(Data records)
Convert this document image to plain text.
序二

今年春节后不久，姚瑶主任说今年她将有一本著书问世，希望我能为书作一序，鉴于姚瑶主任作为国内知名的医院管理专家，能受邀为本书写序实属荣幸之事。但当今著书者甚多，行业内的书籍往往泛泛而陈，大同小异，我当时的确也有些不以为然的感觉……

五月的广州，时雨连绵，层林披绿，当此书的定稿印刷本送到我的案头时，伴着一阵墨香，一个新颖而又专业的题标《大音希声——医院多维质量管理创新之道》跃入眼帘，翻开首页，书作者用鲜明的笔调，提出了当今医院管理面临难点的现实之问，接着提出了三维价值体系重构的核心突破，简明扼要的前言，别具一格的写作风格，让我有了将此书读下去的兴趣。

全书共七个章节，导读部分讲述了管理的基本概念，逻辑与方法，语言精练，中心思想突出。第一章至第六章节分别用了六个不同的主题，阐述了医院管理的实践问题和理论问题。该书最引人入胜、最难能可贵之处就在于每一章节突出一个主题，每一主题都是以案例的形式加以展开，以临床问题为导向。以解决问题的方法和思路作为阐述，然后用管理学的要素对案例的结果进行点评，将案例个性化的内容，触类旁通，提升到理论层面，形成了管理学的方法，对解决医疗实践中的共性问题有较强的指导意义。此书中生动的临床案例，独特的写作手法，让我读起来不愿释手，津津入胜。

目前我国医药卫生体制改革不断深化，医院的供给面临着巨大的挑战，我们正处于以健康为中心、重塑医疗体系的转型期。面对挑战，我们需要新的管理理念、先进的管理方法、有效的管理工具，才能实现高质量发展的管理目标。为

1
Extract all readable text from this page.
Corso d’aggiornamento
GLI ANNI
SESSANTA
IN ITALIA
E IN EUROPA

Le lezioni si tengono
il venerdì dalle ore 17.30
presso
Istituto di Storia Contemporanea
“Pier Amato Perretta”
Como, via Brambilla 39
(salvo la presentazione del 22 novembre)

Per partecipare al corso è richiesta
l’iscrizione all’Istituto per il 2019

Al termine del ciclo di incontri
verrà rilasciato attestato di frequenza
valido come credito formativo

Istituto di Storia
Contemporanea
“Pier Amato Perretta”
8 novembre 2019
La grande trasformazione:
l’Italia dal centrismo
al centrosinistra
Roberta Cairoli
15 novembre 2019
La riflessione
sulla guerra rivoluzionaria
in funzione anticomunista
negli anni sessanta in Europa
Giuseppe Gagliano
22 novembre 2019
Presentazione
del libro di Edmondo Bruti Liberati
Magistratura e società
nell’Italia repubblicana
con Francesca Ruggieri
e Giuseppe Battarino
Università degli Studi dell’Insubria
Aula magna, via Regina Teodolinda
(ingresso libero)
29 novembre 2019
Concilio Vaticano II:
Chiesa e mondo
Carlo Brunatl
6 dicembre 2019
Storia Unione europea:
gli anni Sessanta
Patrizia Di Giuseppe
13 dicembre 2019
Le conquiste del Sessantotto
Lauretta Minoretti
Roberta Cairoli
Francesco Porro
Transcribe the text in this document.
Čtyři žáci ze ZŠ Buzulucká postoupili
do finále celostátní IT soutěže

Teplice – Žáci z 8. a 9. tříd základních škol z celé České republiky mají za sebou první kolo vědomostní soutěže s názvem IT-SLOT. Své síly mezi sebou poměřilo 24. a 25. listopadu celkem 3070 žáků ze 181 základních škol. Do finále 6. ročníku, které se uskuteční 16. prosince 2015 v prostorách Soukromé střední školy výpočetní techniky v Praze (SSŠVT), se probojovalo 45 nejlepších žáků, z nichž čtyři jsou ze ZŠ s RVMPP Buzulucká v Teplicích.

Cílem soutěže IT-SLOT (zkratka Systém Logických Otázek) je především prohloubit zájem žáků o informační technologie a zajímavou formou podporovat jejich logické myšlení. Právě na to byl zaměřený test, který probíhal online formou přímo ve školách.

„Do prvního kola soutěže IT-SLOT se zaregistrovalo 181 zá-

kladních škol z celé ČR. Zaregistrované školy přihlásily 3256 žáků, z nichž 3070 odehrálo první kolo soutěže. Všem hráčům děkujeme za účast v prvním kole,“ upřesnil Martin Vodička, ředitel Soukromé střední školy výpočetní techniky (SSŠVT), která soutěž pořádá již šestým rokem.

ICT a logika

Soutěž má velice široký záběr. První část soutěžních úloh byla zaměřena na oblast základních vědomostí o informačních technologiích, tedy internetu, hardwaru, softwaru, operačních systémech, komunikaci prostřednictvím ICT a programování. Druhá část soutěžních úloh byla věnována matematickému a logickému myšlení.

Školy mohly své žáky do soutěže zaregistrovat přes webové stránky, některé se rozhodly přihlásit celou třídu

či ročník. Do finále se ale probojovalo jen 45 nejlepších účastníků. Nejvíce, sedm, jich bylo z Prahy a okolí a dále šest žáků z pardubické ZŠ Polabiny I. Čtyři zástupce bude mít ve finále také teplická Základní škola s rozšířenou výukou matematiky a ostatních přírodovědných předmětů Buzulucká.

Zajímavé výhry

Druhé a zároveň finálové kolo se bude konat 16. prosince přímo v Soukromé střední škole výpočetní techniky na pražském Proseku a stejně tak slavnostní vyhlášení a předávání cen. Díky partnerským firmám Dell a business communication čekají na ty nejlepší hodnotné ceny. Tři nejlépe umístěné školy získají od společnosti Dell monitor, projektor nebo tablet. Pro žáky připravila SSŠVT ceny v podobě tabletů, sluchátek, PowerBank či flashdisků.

▶ _What you are asked to do_
Output the complete data exactly as written.

▶ _Solution below_
Convert this document image to plain text.
序二

今年春节后不久，姚瑶主任说今年她将有一本著书问世，希望我能为书作一序，鉴于姚瑶主任作为国内知名的医院管理专家，能受邀为本书写序实属荣幸之事。但当今著书者甚多，行业内的书籍往往泛泛而陈，大同小异，我当时的确也有些不以为然的感觉……

五月的广州，时雨连绵，层林披绿，当此书的定稿印刷本送到我的案头时，伴着一阵墨香，一个新颖而又专业的题标《大音希声——医院多维质量管理创新之道》跃入眼帘，翻开首页，书作者用鲜明的笔调，提出了当今医院管理面临难点的现实之问，接着提出了三维价值体系重构的核心突破，简明扼要的前言，别具一格的写作风格，让我有了将此书读下去的兴趣。

全书共七个章节，导读部分讲述了管理的基本概念，逻辑与方法，语言精练，中心思想突出。第一章至第六章节分别用了六个不同的主题，阐述了医院管理的实践问题和理论问题。该书最引人入胜、最难能可贵之处就在于每一章节突出一个主题，每一主题都是以案例的形式加以展开，以临床问题为导向。以解决问题的方法和思路作为阐述，然后用管理学的要素对案例的结果进行点评，将案例个性化的内容，触类旁通，提升到理论层面，形成了管理学的方法，对解决医疗实践中的共性问题有较强的指导意义。此书中生动的临床案例，独特的写作手法，让我读起来不愿释手，津津入胜。

目前我国医药卫生体制改革不断深化，医院的供给面临着巨大的挑战，我们正处于以健康为中心、重塑医疗体系的转型期。面对挑战，我们需要新的管理理念、先进的管理方法、有效的管理工具，才能实现高质量发展的管理目标。为

1
Extract all readable text from this page.
Corso d’aggiornamento
GLI ANNI
SESSANTA
IN ITALIA
E IN EUROPA

Le lezioni si tengono
il venerdì dalle ore 17.30
presso
Istituto di Storia Contemporanea
“Pier Amato Perretta”
Como, via Brambilla 39
(salvo la presentazione del 22 novembre)

Per partecipare al corso è richiesta
l’iscrizione all’Istituto per il 2019

Al termine del ciclo di incontri
verrà rilasciato attestato di frequenza
valido come credito formativo

Istituto di Storia
Contemporanea
“Pier Amato Perretta”
8 novembre 2019
La grande trasformazione:
l’Italia dal centrismo
al centrosinistra
Roberta Cairoli
15 novembre 2019
La riflessione
sulla guerra rivoluzionaria
in funzione anticomunista
negli anni sessanta in Europa
Giuseppe Gagliano
22 novembre 2019
Presentazione
del libro di Edmondo Bruti Liberati
Magistratura e società
nell’Italia repubblicana
con Francesca Ruggieri
e Giuseppe Battarino
Università degli Studi dell’Insubria
Aula magna, via Regina Teodolinda
(ingresso libero)
29 novembre 2019
Concilio Vaticano II:
Chiesa e mondo
Carlo Brunatl
6 dicembre 2019
Storia Unione europea:
gli anni Sessanta
Patrizia Di Giuseppe
13 dicembre 2019
Le conquiste del Sessantotto
Lauretta Minoretti
Roberta Cairoli
Francesco Porro
Transcribe the text in this document.
Čtyři žáci ze ZŠ Buzulucká postoupili
do finále celostátní IT soutěže

Teplice – Žáci z 8. a 9. tříd základních škol z celé České republiky mají za sebou první kolo vědomostní soutěže s názvem IT-SLOT. Své síly mezi sebou poměřilo 24. a 25. listopadu celkem 3070 žáků ze 181 základních škol. Do finále 6. ročníku, které se uskuteční 16. prosince 2015 v prostorách Soukromé střední školy výpočetní techniky v Praze (SSŠVT), se probojovalo 45 nejlepších žáků, z nichž čtyři jsou ze ZŠ s RVMPP Buzulucká v Teplicích.

Cílem soutěže IT-SLOT (zkratka Systém Logických Otázek) je především prohloubit zájem žáků o informační technologie a zajímavou formou podporovat jejich logické myšlení. Právě na to byl zaměřený test, který probíhal online formou přímo ve školách.

„Do prvního kola soutěže IT-SLOT se zaregistrovalo 181 zá-

kladních škol z celé ČR. Zaregistrované školy přihlásily 3256 žáků, z nichž 3070 odehrálo první kolo soutěže. Všem hráčům děkujeme za účast v prvním kole,“ upřesnil Martin Vodička, ředitel Soukromé střední školy výpočetní techniky (SSŠVT), která soutěž pořádá již šestým rokem.

ICT a logika

Soutěž má velice široký záběr. První část soutěžních úloh byla zaměřena na oblast základních vědomostí o informačních technologiích, tedy internetu, hardwaru, softwaru, operačních systémech, komunikaci prostřednictvím ICT a programování. Druhá část soutěžních úloh byla věnována matematickému a logickému myšlení.

Školy mohly své žáky do soutěže zaregistrovat přes webové stránky, některé se rozhodly přihlásit celou třídu

či ročník. Do finále se ale probojovalo jen 45 nejlepších účastníků. Nejvíce, sedm, jich bylo z Prahy a okolí a dále šest žáků z pardubické ZŠ Polabiny I. Čtyři zástupce bude mít ve finále také teplická Základní škola s rozšířenou výukou matematiky a ostatních přírodovědných předmětů Buzulucká.

Zajímavé výhry

Druhé a zároveň finálové kolo se bude konat 16. prosince přímo v Soukromé střední škole výpočetní techniky na pražském Proseku a stejně tak slavnostní vyhlášení a předávání cen. Díky partnerským firmám Dell a business communication čekají na ty nejlepší hodnotné ceny. Tři nejlépe umístěné školy získají od společnosti Dell monitor, projektor nebo tablet. Pro žáky připravila SSŠVT ceny v podobě tabletů, sluchátek, PowerBank či flashdisků.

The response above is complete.